» **Your instructions**
Please reproduce each of the items below line by line, with no changes.

Data items:
____
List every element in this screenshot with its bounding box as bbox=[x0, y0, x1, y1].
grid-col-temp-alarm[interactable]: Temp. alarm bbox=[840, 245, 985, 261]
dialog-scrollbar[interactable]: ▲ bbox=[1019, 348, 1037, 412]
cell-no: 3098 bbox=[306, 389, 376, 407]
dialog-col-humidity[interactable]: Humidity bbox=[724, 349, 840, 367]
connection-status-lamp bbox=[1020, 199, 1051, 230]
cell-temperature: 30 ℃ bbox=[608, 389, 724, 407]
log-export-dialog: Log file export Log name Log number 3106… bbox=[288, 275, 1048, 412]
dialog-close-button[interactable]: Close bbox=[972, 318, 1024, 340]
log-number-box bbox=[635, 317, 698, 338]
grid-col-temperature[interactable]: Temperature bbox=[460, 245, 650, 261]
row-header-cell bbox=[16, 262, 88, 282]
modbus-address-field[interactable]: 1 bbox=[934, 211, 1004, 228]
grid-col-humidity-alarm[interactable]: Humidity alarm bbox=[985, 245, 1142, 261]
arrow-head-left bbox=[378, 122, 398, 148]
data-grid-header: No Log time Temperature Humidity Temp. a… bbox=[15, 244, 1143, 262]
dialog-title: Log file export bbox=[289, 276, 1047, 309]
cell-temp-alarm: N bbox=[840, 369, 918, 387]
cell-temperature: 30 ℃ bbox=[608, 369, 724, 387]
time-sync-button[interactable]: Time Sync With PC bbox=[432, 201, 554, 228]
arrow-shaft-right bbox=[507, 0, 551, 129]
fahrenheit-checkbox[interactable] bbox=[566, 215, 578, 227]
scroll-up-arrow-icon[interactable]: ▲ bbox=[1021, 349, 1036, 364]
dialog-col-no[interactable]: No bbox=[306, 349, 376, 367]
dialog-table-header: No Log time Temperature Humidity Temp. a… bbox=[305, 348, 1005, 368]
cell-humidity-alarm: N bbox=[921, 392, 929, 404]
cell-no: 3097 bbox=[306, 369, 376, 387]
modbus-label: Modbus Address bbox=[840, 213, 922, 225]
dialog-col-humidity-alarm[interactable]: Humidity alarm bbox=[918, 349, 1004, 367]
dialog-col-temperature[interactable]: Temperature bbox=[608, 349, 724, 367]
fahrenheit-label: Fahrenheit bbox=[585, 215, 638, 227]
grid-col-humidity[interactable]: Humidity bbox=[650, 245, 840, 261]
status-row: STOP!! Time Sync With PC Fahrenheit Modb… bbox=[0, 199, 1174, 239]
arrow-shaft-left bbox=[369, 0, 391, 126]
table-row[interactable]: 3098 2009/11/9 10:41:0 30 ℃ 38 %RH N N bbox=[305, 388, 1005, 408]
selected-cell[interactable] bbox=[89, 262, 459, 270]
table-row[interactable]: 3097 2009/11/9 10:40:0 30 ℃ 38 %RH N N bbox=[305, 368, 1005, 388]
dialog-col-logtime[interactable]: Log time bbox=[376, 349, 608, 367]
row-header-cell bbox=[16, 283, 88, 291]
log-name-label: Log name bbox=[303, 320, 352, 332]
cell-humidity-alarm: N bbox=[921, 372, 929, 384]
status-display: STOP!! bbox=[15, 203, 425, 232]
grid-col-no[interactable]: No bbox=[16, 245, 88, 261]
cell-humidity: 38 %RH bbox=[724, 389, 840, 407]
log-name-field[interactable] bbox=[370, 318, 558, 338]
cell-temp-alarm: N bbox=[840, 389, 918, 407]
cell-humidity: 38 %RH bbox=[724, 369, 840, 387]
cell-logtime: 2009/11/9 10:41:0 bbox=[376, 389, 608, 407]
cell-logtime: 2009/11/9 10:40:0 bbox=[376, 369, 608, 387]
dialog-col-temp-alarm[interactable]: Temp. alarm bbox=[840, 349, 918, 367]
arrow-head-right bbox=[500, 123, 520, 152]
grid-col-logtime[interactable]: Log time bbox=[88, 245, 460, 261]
____
» **Output**
List every element in this screenshot with its bounding box as bbox=[x0, y0, x1, y1].
grid-col-temp-alarm[interactable]: Temp. alarm bbox=[840, 245, 985, 261]
dialog-scrollbar[interactable]: ▲ bbox=[1019, 348, 1037, 412]
cell-no: 3098 bbox=[306, 389, 376, 407]
dialog-col-humidity[interactable]: Humidity bbox=[724, 349, 840, 367]
connection-status-lamp bbox=[1020, 199, 1051, 230]
cell-temperature: 30 ℃ bbox=[608, 389, 724, 407]
log-export-dialog: Log file export Log name Log number 3106… bbox=[288, 275, 1048, 412]
dialog-close-button[interactable]: Close bbox=[972, 318, 1024, 340]
log-number-box bbox=[635, 317, 698, 338]
grid-col-temperature[interactable]: Temperature bbox=[460, 245, 650, 261]
row-header-cell bbox=[16, 262, 88, 282]
modbus-address-field[interactable]: 1 bbox=[934, 211, 1004, 228]
grid-col-humidity-alarm[interactable]: Humidity alarm bbox=[985, 245, 1142, 261]
arrow-head-left bbox=[378, 122, 398, 148]
data-grid-header: No Log time Temperature Humidity Temp. a… bbox=[15, 244, 1143, 262]
dialog-title: Log file export bbox=[289, 276, 1047, 309]
cell-temp-alarm: N bbox=[840, 369, 918, 387]
cell-temperature: 30 ℃ bbox=[608, 369, 724, 387]
time-sync-button[interactable]: Time Sync With PC bbox=[432, 201, 554, 228]
arrow-shaft-right bbox=[507, 0, 551, 129]
fahrenheit-checkbox[interactable] bbox=[566, 215, 578, 227]
scroll-up-arrow-icon[interactable]: ▲ bbox=[1021, 349, 1036, 364]
dialog-col-no[interactable]: No bbox=[306, 349, 376, 367]
dialog-table-header: No Log time Temperature Humidity Temp. a… bbox=[305, 348, 1005, 368]
cell-humidity-alarm: N bbox=[921, 392, 929, 404]
cell-no: 3097 bbox=[306, 369, 376, 387]
modbus-label: Modbus Address bbox=[840, 213, 922, 225]
dialog-col-humidity-alarm[interactable]: Humidity alarm bbox=[918, 349, 1004, 367]
dialog-col-temperature[interactable]: Temperature bbox=[608, 349, 724, 367]
fahrenheit-label: Fahrenheit bbox=[585, 215, 638, 227]
grid-col-humidity[interactable]: Humidity bbox=[650, 245, 840, 261]
status-row: STOP!! Time Sync With PC Fahrenheit Modb… bbox=[0, 199, 1174, 239]
arrow-shaft-left bbox=[369, 0, 391, 126]
table-row[interactable]: 3098 2009/11/9 10:41:0 30 ℃ 38 %RH N N bbox=[305, 388, 1005, 408]
selected-cell[interactable] bbox=[89, 262, 459, 270]
table-row[interactable]: 3097 2009/11/9 10:40:0 30 ℃ 38 %RH N N bbox=[305, 368, 1005, 388]
dialog-col-logtime[interactable]: Log time bbox=[376, 349, 608, 367]
row-header-cell bbox=[16, 283, 88, 291]
log-name-label: Log name bbox=[303, 320, 352, 332]
cell-humidity-alarm: N bbox=[921, 372, 929, 384]
status-display: STOP!! bbox=[15, 203, 425, 232]
grid-col-no[interactable]: No bbox=[16, 245, 88, 261]
cell-humidity: 38 %RH bbox=[724, 389, 840, 407]
log-name-field[interactable] bbox=[370, 318, 558, 338]
cell-temp-alarm: N bbox=[840, 389, 918, 407]
cell-humidity: 38 %RH bbox=[724, 369, 840, 387]
cell-logtime: 2009/11/9 10:41:0 bbox=[376, 389, 608, 407]
cell-logtime: 2009/11/9 10:40:0 bbox=[376, 369, 608, 387]
dialog-col-temp-alarm[interactable]: Temp. alarm bbox=[840, 349, 918, 367]
arrow-head-right bbox=[500, 123, 520, 152]
grid-col-logtime[interactable]: Log time bbox=[88, 245, 460, 261]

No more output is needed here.